问题
How does Unity call the Awake, Update, and Start methods behind the scene? That they have no access modifier to me indicates they are private methods, and they don't use anything like new or override, so how does the Unity framework find the methods to call them?
On a related question, is there any particular reason virtual methods were not used?
Edit: For those unfamiliar with Unity scripts, this is how they generally appear:
public class MyClass : MonoBehaviour{
void Start(){
}
void Awake(){
}
void Update(){
}
}
What I don't understand is how the framework finds and automatically calls those methods for each script when, by all appearances, they look to just be private methods
回答1:
Here is a piece of information in a Unity blog post
HOW UPDATE IS CALLED
No, Unity doesn’t use System.Reflection to find a magic method every time it needs to call one.
Instead, the first time a MonoBehaviour of a given type is accessed the underlying script is inspected through scripting runtime (either Mono or IL2CPP) whether it has any magic methods defined and this information is cached. If a MonoBehaviour has a specific method it is added to a proper list, for example if a script has Update method defined it is added to a list of scripts which need to be updated every frame.
During the game Unity just iterates through these lists and executes methods from it — that simple. Also, this is why it doesn’t matter if your Update method is public or private.
回答2:
The reason the methods are not virtual is for performance. If it were virtual then every single MonoBehaviour would need all of the relevant methods called (Start, Awake, Update, FixedUpdate, etc.) which is a Bad Thing.

Source data
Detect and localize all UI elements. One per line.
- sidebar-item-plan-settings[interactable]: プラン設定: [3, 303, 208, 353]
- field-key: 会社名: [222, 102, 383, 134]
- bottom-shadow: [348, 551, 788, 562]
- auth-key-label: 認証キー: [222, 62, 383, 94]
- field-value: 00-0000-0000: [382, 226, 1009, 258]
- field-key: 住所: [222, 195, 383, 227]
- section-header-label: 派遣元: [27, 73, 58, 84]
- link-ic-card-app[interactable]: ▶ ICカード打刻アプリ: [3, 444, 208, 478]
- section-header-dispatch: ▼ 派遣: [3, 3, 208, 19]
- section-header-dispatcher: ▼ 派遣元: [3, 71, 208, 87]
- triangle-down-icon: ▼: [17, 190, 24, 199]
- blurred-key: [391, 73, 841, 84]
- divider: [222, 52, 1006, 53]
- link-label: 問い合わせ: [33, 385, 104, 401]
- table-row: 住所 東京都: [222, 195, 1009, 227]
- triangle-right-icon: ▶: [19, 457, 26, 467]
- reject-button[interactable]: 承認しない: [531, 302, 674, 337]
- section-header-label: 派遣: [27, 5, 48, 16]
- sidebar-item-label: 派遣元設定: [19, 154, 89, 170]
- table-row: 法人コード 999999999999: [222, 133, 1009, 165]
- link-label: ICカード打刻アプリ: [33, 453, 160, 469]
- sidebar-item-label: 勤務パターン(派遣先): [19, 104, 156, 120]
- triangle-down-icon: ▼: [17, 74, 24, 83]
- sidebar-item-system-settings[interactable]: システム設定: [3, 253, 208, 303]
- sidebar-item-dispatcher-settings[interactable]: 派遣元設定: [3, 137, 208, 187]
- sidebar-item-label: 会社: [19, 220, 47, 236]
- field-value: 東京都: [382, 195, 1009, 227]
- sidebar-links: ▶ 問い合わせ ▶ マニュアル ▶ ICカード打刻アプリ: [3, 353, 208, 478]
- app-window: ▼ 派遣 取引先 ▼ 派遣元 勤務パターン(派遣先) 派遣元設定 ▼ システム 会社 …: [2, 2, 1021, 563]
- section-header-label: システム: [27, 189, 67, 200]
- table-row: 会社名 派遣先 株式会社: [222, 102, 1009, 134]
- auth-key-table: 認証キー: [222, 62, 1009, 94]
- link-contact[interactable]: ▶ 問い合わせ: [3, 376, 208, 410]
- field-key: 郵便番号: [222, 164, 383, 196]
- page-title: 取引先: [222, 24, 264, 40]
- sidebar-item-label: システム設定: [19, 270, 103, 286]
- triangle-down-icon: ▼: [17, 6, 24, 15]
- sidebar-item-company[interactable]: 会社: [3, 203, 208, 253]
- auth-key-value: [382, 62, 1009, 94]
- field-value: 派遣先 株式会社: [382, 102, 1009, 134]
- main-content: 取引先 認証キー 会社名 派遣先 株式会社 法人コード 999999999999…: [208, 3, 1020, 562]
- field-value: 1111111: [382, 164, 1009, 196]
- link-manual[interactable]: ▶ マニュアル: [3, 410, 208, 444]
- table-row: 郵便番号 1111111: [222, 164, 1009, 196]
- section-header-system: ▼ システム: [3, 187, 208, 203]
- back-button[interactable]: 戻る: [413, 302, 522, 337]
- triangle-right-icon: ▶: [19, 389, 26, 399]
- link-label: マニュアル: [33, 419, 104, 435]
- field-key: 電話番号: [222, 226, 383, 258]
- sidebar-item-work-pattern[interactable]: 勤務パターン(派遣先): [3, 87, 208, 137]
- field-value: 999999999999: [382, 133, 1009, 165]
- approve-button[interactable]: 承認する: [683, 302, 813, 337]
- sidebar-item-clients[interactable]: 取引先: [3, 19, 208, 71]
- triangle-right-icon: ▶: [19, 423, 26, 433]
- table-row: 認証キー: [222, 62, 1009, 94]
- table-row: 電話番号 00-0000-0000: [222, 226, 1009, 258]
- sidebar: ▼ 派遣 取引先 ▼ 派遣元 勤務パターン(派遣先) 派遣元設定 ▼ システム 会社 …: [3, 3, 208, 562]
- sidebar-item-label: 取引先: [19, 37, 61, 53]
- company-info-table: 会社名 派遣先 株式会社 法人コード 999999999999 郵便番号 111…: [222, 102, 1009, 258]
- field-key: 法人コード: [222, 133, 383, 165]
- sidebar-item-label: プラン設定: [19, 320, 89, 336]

Assignment 1
From the Unity Q&A, copy the passage from "During the game" to "a Bad Thing." word for word.
Assignment 2
Recast the paragraph in the Unity Q&A that begins "Instead, the first time a MonoBehaviour" as a short bulleted list that keeps its main facts.

Reply 1
During the game Unity just iterates through these lists and executes methods from it — that simple. Also, this is why it doesn’t matter if your Update method is public or private.
回答2:
The reason the methods are not virtual is for performance. If it were virtual then every single MonoBehaviour would need all of the relevant methods called (Start, Awake, Update, FixedUpdate, etc.) which is a Bad Thing.

Reply 2
- The first time a MonoBehaviour of a given type is accessed, the scripting runtime (Mono or IL2CPP) inspects its script for any magic methods.
- This information is cached.
- A MonoBehaviour that has a specific method is added to the matching list. For example, a script with an Update method goes on the list of scripts updated every frame.